SET EXERCISE A:
In the blog post headed "On This Date Three Years Ago," what was the proper name of the dog Aggie?

EXCERPT PROVIDED:
>>>
Saturday, January 25, 2020

On This Date Three Years Ago

  I am not on facebook, but every once in a while, my wife will share a photo that facebook pops up from “x” number of years ago.  The most recent example of this took place last week when she forwarded a picture from six years ago to me. It was of our dog Aggie, whose proper name was Mary Agnes :), and this picture in particular was kinda fun to see because after 13 great years in our family she had passed away not long after the picture was taken. I share this story because that is what is currently on my heart this morning and what is on my heart and in my head each Saturday morning is what I typically blog about for the week. However, I also mention it because of the “on this date” part of the story.  It is funny how some things you think about have a way of circling back in your mind at certain times of the year. As we plan to officially rollout our new strategic vision for Board approval on Monday and then work with a group of teacher leaders on Wednesday, I found myself thinking about a topic that I happened to blog about on a Saturday three years ago this week.   It is a topic that is as timely three years ago as it is today and one we should continue to discuss as this new strategic vision is introduced.
<<<
ROWS:
>>>
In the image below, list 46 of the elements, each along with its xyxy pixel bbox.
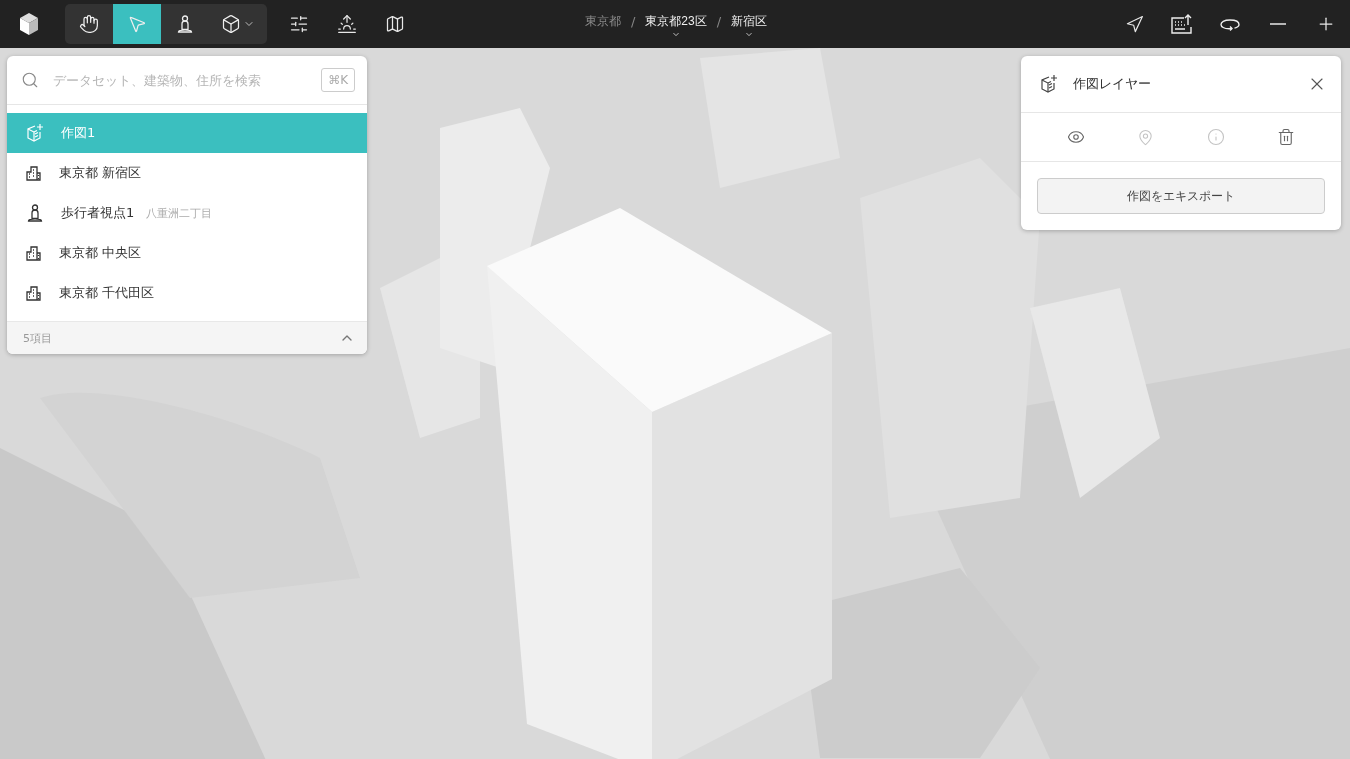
pedestrian-icon <box>25 203 45 223</box>
map-view[interactable]: データセット、建築物、住所を検索 ⌘K 作図1 東京都 新宿区 歩行者視点1 八重洲二丁目 東京都 中央区 東京都 千代田区 5項目 作図レイヤー 作図をエキスポート <box>0 48 1350 759</box>
export-button[interactable]: 作図をエキスポート <box>1037 178 1325 214</box>
info-icon <box>1206 128 1225 146</box>
layer-item[interactable]: 歩行者視点1 八重洲二丁目 <box>7 193 367 233</box>
trash-icon <box>1276 128 1295 146</box>
pointer-icon <box>127 14 147 34</box>
logo-icon <box>18 12 40 36</box>
layer-location: 八重洲二丁目 <box>146 205 213 221</box>
layer-label: 東京都 新宿区 <box>59 164 142 182</box>
buildings-icon <box>25 244 43 262</box>
layer-item[interactable]: 東京都 中央区 <box>7 233 367 273</box>
layer-item[interactable]: 東京都 千代田区 <box>7 273 367 313</box>
pedestrian-icon <box>175 14 195 34</box>
navigation-arrow-icon <box>1124 14 1144 34</box>
sliders-icon <box>289 14 309 34</box>
search-field[interactable]: データセット、建築物、住所を検索 <box>51 71 310 89</box>
shortcut-hint: ⌘K <box>321 68 355 92</box>
minus-icon <box>1270 23 1286 25</box>
breadcrumb[interactable]: 東京都 <box>584 9 621 39</box>
map-icon <box>385 14 405 34</box>
search-icon <box>21 71 39 89</box>
layer-item[interactable]: 東京都 新宿区 <box>7 153 367 193</box>
breadcrumb-separator: / <box>716 13 722 29</box>
layer-label: 東京都 中央区 <box>59 244 142 262</box>
buildings-icon <box>25 284 43 302</box>
sunrise-icon <box>337 14 357 34</box>
layer-label: 作図1 <box>61 124 96 142</box>
cube-plus-icon <box>25 123 45 143</box>
cube-plus-icon <box>1039 74 1059 94</box>
orbit-icon <box>1219 17 1241 31</box>
item-count: 5項目 <box>23 330 52 346</box>
hand-icon <box>79 14 99 34</box>
layer-label: 歩行者視点1 <box>61 204 135 222</box>
eye-icon <box>1067 128 1086 146</box>
buildings-icon <box>25 164 43 182</box>
map-pin-icon <box>1137 128 1155 146</box>
caret-icon <box>671 30 681 39</box>
export-icon <box>1170 13 1194 35</box>
layer-label: 東京都 千代田区 <box>59 284 155 302</box>
caret-icon <box>744 30 755 39</box>
breadcrumb[interactable]: 新宿区 <box>731 9 768 39</box>
cube-icon <box>221 14 241 34</box>
breadcrumb[interactable]: 東京都23区 <box>645 9 707 39</box>
breadcrumb-separator: / <box>630 13 636 29</box>
panel-title: 作図レイヤー <box>1073 75 1152 93</box>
<<<
SET EXERCISE B:
Swap "interactable" for "clickable" in the entries, starting with the line with "pedestrian-icon <box>25 203 45 223</box>" and going on through the line with "trash-icon <box>1276 128 1295 146</box>", with everything else unchanged. Return only those lines.

WRITTEN RESPONSE A:
Mary Agnes

WRITTEN RESPONSE B:
pedestrian-icon <box>25 203 45 223</box>
map-view[clickable]: データセット、建築物、住所を検索 ⌘K 作図1 東京都 新宿区 歩行者視点1 八重洲二丁目 東京都 中央区 東京都 千代田区 5項目 作図レイヤー 作図をエキスポート <box>0 48 1350 759</box>
export-button[clickable]: 作図をエキスポート <box>1037 178 1325 214</box>
info-icon <box>1206 128 1225 146</box>
layer-item[clickable]: 歩行者視点1 八重洲二丁目 <box>7 193 367 233</box>
trash-icon <box>1276 128 1295 146</box>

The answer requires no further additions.